Stored items from a collection:
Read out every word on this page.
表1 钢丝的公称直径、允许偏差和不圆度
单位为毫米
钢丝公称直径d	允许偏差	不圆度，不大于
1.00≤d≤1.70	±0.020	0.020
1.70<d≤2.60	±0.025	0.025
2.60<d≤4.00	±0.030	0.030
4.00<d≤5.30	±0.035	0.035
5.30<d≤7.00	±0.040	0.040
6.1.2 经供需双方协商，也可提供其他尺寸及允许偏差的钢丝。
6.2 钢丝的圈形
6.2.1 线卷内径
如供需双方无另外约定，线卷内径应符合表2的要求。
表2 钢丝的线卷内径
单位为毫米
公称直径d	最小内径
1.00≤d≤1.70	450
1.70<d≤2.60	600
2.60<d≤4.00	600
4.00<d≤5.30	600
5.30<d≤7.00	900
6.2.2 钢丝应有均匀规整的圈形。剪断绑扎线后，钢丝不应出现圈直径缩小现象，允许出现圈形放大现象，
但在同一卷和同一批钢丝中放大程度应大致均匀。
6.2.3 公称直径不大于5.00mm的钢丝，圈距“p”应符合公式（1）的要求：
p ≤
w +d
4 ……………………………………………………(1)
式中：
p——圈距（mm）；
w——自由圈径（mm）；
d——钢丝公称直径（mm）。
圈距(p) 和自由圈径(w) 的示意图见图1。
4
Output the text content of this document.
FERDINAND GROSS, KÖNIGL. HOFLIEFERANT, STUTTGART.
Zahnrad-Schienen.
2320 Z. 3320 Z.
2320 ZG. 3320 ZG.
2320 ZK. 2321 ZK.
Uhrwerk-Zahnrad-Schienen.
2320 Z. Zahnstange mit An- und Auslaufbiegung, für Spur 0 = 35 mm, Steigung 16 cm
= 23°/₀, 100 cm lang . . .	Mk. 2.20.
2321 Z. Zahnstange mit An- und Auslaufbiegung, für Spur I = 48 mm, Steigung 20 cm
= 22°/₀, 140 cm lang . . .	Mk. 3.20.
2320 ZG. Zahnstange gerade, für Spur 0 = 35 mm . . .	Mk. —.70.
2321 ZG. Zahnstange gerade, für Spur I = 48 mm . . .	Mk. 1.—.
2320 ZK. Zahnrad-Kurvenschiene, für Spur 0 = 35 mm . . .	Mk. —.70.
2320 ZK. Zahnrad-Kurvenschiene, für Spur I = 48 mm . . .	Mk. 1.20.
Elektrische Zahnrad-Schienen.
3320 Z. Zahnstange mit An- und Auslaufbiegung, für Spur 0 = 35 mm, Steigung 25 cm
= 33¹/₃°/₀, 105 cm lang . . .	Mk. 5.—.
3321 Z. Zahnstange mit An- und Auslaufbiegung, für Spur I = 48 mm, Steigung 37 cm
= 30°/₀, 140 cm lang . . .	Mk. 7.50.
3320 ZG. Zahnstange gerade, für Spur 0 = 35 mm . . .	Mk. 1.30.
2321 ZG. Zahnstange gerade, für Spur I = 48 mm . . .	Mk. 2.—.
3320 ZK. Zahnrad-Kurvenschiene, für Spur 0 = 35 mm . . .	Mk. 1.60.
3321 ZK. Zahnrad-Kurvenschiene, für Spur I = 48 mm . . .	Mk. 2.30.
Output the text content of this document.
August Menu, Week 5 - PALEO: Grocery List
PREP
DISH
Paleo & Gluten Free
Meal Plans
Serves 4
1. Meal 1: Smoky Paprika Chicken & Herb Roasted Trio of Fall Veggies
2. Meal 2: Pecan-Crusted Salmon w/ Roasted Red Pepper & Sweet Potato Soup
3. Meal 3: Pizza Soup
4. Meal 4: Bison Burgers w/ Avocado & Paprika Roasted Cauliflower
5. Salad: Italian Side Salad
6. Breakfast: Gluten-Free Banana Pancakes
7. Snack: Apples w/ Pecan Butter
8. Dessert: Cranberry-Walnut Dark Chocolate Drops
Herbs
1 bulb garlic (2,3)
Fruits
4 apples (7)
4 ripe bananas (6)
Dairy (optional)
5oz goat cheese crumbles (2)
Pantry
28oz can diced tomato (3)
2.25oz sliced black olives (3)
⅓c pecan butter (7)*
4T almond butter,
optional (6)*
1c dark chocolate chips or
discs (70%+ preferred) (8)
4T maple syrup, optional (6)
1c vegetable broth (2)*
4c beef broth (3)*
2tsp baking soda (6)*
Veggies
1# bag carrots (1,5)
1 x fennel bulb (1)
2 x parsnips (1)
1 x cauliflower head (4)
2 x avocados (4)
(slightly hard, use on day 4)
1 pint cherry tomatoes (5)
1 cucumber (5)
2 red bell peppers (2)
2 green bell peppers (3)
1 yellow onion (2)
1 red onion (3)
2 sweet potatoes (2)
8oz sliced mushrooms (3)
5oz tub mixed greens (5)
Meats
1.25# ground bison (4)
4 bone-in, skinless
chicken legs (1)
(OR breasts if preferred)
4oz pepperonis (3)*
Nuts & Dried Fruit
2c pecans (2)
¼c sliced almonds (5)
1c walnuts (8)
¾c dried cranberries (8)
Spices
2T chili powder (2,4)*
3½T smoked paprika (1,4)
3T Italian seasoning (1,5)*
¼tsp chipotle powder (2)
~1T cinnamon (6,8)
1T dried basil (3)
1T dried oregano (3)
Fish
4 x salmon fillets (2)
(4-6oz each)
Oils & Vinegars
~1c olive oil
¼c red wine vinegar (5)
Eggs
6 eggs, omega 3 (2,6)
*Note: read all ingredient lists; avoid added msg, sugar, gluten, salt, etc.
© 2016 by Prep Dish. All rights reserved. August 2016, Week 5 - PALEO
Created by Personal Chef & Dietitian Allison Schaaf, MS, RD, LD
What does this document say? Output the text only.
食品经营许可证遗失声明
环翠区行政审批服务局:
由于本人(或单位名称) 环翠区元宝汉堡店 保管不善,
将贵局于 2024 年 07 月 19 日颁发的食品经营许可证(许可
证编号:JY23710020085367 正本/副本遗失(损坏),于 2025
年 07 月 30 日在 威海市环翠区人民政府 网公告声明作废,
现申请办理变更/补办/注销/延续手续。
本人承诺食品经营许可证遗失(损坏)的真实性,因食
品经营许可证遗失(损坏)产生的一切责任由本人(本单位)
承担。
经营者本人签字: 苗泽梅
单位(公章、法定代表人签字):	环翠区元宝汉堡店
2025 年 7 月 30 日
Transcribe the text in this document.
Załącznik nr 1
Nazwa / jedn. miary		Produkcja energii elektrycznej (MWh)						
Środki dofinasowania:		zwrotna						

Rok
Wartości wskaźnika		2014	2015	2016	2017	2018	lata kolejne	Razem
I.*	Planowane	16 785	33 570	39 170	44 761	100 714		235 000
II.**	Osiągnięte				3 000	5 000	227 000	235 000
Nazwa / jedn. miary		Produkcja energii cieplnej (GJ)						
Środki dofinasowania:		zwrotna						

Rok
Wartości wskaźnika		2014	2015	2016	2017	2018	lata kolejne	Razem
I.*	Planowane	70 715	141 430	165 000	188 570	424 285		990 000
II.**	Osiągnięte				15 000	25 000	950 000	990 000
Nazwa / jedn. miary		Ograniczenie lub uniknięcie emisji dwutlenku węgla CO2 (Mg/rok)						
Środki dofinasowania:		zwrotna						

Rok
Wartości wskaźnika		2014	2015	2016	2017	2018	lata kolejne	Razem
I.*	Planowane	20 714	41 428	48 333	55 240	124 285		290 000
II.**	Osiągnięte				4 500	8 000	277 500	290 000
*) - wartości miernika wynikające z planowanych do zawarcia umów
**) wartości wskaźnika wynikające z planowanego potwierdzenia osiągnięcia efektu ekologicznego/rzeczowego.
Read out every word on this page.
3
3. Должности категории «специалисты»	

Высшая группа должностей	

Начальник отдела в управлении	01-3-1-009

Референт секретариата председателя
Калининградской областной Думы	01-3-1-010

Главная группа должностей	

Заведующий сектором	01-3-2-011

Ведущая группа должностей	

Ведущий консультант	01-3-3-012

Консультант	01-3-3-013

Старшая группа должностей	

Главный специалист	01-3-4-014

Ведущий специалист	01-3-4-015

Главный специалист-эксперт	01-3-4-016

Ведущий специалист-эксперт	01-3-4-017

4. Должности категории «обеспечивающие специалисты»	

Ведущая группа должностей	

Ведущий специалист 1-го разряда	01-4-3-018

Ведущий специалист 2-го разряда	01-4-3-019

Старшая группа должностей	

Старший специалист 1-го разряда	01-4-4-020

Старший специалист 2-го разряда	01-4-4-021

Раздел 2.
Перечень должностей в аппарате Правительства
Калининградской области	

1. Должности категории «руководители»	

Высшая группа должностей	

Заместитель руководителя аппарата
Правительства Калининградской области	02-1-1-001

WHAT THE EXERCISE ASKS
Whenever "специалисты" turns up in a line, pick that line out.

REPLY TO THE TASK
3. Должности категории «специалисты»	
4. Должности категории «обеспечивающие специалисты»	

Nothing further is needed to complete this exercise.